§ Problem to solve
Pick out every line of the records that contains the string "Likelihood", matching case exactly, and copy each one.

§ Material provided
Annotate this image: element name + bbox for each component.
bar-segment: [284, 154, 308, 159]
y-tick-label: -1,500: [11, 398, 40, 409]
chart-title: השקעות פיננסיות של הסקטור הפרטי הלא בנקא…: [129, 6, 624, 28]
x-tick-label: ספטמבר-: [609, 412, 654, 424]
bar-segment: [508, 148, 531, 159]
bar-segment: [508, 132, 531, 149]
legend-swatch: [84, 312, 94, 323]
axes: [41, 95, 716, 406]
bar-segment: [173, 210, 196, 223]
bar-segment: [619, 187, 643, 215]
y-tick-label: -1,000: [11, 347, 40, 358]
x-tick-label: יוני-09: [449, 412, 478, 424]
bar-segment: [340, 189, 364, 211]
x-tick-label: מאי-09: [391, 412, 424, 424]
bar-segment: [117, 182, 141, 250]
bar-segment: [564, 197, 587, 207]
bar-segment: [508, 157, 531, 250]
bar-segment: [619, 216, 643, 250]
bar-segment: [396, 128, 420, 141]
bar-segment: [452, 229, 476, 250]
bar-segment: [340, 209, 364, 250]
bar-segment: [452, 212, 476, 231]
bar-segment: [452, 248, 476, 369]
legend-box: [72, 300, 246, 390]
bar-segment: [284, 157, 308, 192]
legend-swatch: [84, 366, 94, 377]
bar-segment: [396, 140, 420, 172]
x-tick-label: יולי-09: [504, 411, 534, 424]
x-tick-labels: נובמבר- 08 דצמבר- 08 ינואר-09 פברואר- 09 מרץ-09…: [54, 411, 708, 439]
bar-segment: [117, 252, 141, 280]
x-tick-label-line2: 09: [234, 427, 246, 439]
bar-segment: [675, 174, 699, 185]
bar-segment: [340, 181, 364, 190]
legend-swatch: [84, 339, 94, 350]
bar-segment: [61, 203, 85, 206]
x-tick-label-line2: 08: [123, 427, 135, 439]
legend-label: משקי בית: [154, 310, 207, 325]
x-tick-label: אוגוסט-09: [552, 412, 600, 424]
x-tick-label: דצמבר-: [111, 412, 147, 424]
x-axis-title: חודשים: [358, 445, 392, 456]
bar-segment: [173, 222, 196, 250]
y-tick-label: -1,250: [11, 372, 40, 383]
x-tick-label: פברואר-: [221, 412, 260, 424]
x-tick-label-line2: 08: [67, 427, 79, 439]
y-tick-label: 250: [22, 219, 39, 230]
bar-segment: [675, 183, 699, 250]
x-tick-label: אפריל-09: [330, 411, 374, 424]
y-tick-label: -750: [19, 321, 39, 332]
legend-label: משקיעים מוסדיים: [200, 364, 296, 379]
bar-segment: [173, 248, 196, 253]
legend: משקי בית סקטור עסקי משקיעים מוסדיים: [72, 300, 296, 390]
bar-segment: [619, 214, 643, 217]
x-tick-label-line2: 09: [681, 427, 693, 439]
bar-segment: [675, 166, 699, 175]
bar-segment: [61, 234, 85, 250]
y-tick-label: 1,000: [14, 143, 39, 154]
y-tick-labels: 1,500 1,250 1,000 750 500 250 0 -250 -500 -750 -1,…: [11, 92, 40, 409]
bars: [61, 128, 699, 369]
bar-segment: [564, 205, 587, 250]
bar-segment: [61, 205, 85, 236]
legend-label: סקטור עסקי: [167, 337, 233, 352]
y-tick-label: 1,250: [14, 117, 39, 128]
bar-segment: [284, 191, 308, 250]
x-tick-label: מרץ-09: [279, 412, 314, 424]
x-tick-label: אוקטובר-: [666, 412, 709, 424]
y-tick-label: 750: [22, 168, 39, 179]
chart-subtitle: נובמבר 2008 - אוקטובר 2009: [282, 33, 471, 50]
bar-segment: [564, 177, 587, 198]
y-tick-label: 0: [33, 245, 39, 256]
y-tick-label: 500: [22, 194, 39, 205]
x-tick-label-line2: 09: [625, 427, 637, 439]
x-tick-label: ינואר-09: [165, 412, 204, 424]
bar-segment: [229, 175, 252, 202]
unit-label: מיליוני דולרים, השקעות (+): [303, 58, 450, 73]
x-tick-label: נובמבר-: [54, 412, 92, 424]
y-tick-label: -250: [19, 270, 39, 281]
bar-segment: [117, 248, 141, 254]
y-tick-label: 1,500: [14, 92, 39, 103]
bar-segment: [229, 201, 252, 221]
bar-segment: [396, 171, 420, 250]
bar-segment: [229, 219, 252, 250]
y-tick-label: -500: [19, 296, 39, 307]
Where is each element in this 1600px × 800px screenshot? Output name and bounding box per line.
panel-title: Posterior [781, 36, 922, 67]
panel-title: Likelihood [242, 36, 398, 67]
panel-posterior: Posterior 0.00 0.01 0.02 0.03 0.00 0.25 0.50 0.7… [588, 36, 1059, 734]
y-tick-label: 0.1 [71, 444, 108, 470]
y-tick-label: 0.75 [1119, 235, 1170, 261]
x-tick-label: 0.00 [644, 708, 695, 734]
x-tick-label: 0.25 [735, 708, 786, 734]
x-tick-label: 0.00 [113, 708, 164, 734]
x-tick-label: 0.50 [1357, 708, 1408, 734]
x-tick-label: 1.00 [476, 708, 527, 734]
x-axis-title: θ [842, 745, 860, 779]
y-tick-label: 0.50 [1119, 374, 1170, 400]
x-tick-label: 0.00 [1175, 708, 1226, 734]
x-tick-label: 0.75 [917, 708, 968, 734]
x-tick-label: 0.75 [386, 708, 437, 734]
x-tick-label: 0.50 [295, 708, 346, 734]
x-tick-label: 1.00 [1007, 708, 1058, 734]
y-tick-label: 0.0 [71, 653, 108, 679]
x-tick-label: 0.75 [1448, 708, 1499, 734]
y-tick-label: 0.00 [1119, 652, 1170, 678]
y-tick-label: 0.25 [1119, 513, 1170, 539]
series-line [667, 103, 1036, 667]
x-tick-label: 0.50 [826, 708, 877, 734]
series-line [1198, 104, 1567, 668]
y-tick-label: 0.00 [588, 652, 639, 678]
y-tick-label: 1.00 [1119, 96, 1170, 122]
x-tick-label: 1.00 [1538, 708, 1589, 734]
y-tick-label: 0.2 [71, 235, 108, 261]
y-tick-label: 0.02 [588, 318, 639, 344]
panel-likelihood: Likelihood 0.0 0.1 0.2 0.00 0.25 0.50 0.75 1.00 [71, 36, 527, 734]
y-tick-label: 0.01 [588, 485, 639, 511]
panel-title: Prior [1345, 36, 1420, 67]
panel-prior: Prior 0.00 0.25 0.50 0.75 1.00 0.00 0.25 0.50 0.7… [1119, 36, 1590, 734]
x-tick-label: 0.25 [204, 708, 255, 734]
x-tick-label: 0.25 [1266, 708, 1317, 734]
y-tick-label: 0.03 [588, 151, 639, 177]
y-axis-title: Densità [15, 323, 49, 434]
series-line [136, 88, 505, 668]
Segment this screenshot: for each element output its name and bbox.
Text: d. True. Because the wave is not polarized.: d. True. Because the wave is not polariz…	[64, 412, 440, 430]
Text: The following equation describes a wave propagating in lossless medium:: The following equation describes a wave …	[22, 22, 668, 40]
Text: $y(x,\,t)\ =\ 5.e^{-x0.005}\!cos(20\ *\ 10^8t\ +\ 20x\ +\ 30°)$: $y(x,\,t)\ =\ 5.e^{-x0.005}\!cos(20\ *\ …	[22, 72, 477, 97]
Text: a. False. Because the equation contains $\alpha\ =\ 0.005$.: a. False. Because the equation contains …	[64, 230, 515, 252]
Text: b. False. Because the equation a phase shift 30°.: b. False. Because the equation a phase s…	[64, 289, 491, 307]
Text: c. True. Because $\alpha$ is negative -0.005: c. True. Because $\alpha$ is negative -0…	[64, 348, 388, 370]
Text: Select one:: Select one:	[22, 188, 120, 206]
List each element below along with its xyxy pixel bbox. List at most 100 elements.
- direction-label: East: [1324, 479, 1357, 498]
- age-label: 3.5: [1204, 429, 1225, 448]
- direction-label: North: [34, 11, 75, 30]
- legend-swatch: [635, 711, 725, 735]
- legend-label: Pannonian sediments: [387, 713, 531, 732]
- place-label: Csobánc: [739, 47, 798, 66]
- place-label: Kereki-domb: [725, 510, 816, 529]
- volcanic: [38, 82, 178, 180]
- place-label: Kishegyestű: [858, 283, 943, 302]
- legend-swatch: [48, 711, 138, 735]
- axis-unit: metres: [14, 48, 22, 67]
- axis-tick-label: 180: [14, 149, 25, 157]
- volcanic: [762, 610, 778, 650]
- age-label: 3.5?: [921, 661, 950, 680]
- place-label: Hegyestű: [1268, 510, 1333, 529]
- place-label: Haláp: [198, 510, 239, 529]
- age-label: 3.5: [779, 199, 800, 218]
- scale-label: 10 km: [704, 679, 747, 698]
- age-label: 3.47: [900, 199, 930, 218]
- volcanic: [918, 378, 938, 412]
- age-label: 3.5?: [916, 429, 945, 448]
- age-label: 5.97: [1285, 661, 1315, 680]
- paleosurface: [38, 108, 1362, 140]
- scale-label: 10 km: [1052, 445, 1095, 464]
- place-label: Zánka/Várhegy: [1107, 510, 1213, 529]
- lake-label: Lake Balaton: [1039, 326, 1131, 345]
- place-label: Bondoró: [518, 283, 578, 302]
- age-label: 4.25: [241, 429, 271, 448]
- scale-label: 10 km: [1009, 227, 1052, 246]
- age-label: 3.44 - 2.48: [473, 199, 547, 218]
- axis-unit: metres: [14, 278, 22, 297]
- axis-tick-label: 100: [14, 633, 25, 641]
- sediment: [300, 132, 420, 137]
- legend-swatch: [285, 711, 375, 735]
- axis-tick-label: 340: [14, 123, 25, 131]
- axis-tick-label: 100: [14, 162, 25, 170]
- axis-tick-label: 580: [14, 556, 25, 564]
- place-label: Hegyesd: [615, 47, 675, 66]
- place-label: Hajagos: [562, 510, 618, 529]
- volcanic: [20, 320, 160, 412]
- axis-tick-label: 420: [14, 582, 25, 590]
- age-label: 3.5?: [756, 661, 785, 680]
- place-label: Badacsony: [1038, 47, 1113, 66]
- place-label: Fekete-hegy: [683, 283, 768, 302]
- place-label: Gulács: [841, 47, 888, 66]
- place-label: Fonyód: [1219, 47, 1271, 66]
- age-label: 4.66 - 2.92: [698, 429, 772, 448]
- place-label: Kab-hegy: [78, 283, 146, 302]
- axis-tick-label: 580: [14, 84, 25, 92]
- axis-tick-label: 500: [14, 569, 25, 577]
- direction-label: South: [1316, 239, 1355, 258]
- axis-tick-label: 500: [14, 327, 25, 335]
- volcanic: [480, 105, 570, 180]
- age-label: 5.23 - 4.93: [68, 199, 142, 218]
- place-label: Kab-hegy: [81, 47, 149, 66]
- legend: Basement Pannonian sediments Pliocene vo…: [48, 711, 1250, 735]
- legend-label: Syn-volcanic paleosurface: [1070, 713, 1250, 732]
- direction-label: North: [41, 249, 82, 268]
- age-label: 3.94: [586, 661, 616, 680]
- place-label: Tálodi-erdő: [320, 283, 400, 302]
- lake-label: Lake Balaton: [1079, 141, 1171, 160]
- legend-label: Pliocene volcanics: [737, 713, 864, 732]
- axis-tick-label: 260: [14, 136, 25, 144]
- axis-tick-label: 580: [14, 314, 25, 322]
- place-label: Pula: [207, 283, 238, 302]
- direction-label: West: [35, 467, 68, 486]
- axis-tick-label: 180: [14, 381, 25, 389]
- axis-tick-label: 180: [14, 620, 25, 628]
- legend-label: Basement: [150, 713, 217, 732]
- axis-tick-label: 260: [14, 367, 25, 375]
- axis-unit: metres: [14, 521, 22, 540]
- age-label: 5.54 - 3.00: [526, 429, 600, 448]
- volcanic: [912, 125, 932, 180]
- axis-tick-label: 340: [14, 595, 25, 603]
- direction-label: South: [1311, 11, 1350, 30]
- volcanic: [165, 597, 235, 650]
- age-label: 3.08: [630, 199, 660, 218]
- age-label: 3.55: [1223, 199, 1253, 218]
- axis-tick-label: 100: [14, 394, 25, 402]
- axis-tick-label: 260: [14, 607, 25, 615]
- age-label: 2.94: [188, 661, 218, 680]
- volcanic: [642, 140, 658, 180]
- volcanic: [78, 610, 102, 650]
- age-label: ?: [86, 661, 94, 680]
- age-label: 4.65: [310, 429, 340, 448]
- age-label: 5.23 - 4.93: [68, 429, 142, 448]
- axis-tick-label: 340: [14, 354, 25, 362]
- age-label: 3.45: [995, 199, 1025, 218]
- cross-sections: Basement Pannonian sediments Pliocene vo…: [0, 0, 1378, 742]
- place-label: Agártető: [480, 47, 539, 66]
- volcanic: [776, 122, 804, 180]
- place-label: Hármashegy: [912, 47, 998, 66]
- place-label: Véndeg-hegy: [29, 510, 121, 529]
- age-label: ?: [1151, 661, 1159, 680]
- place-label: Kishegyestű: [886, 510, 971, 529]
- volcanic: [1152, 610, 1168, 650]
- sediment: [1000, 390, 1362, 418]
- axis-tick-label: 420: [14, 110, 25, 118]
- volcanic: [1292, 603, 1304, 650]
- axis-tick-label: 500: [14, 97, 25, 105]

§ Full output
panel-title: Likelihood [242, 36, 398, 67]
panel-likelihood: Likelihood 0.0 0.1 0.2 0.00 0.25 0.50 0.75 1.00 [71, 36, 527, 734]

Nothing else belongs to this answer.